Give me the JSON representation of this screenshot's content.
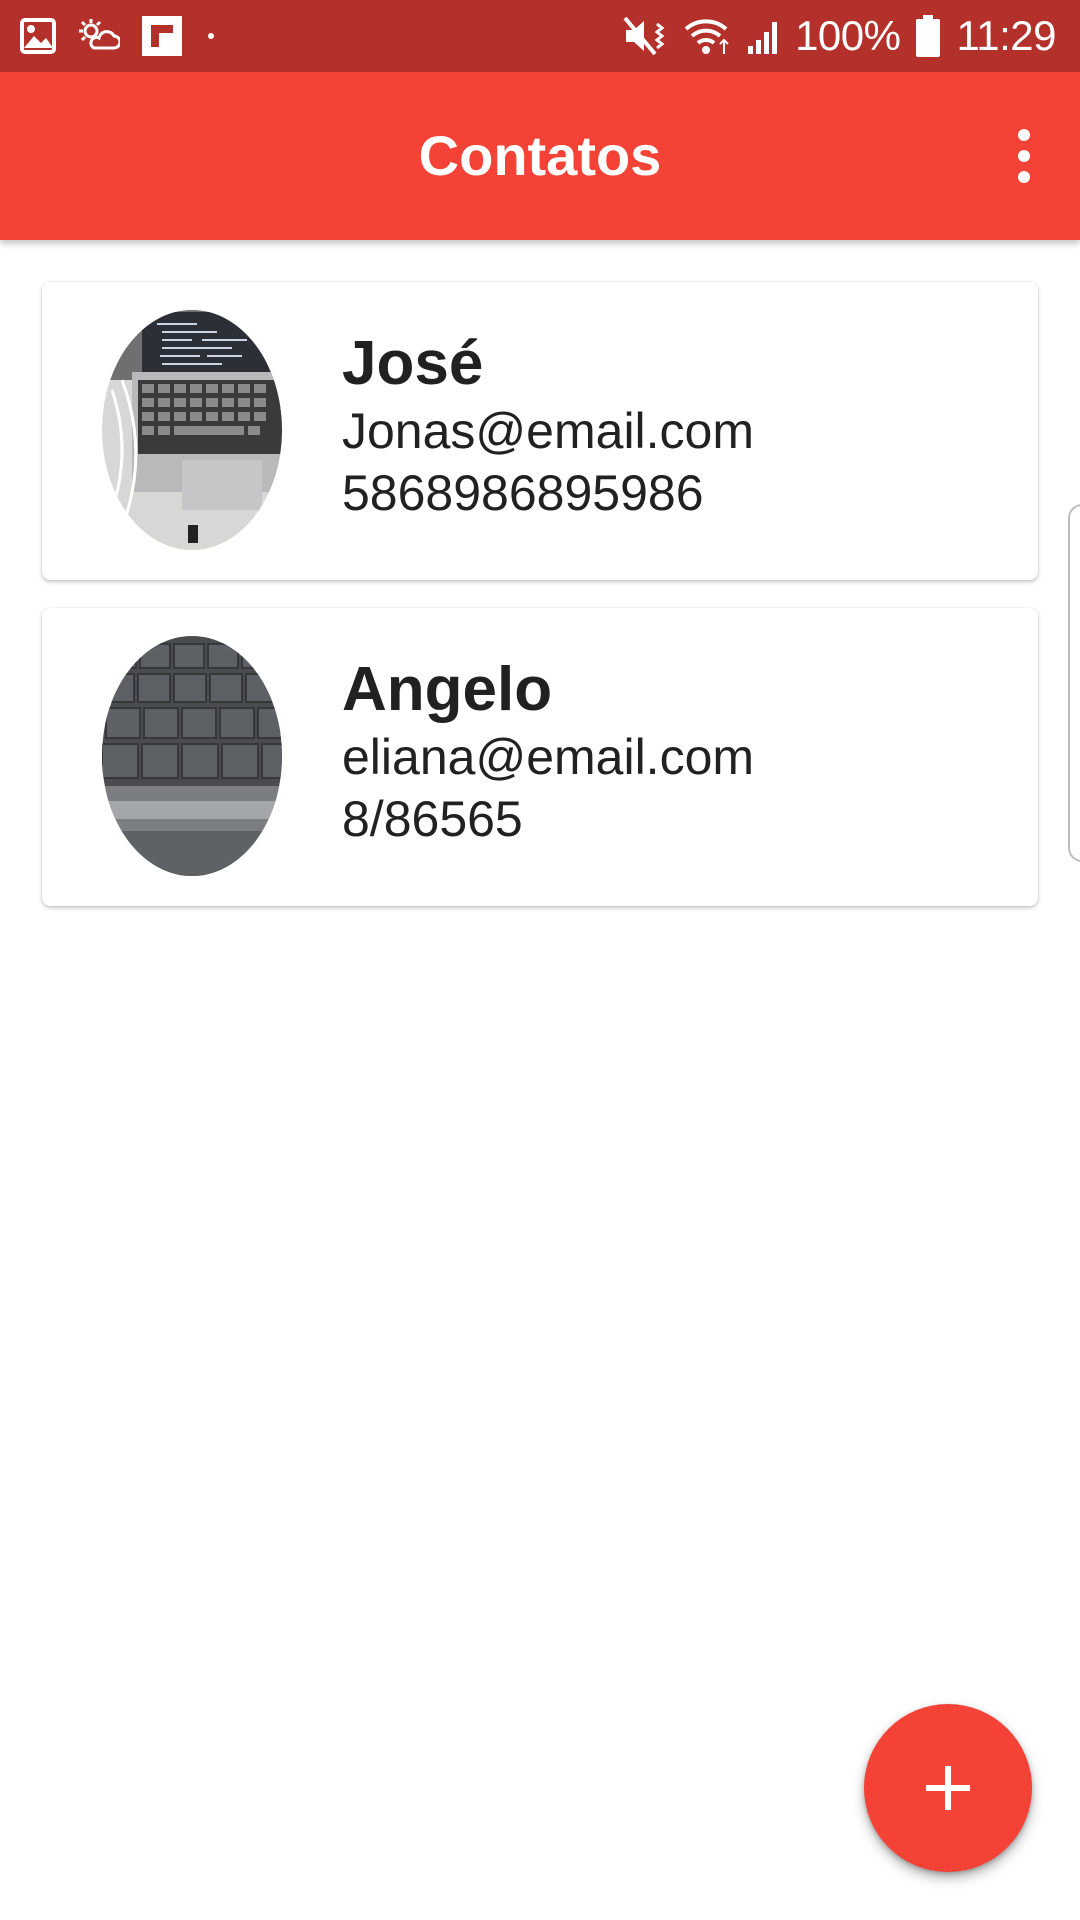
{
  "status_bar": {
    "notification_icons": [
      "gallery-icon",
      "weather-icon",
      "flipboard-icon",
      "more-notifications-dot-icon"
    ],
    "system_icons": [
      "mute-vibrate-icon",
      "wifi-icon",
      "signal-icon",
      "battery-icon"
    ],
    "battery": "100%",
    "time": "11:29"
  },
  "app_bar": {
    "title": "Contatos",
    "menu_icon": "more-vert-icon",
    "color": "#f44336",
    "status_color": "#b4302a"
  },
  "contacts": [
    {
      "name": "José",
      "email": "Jonas@email.com",
      "phone": "5868986895986",
      "avatar_icon": "laptop-photo-avatar"
    },
    {
      "name": "Angelo",
      "email": "eliana@email.com",
      "phone": "8/86565",
      "avatar_icon": "keyboard-photo-avatar"
    }
  ],
  "fab": {
    "icon": "plus-icon",
    "color": "#f44336"
  }
}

(YOUR INSTRUCTIONS): Each record above is to be restated exactly, with its pictures removed from the copy.

(FINAL RESULT):
Give me the JSON representation of this screenshot's content.
{
  "status_bar": {
    "notification_icons": [
      "gallery-icon",
      "weather-icon",
      "flipboard-icon",
      "more-notifications-dot-icon"
    ],
    "system_icons": [
      "mute-vibrate-icon",
      "wifi-icon",
      "signal-icon",
      "battery-icon"
    ],
    "battery": "100%",
    "time": "11:29"
  },
  "app_bar": {
    "title": "Contatos",
    "menu_icon": "more-vert-icon",
    "color": "#f44336",
    "status_color": "#b4302a"
  },
  "contacts": [
    {
      "name": "José",
      "email": "Jonas@email.com",
      "phone": "5868986895986",
      "avatar_icon": "laptop-photo-avatar"
    },
    {
      "name": "Angelo",
      "email": "eliana@email.com",
      "phone": "8/86565",
      "avatar_icon": "keyboard-photo-avatar"
    }
  ],
  "fab": {
    "icon": "plus-icon",
    "color": "#f44336"
  }
}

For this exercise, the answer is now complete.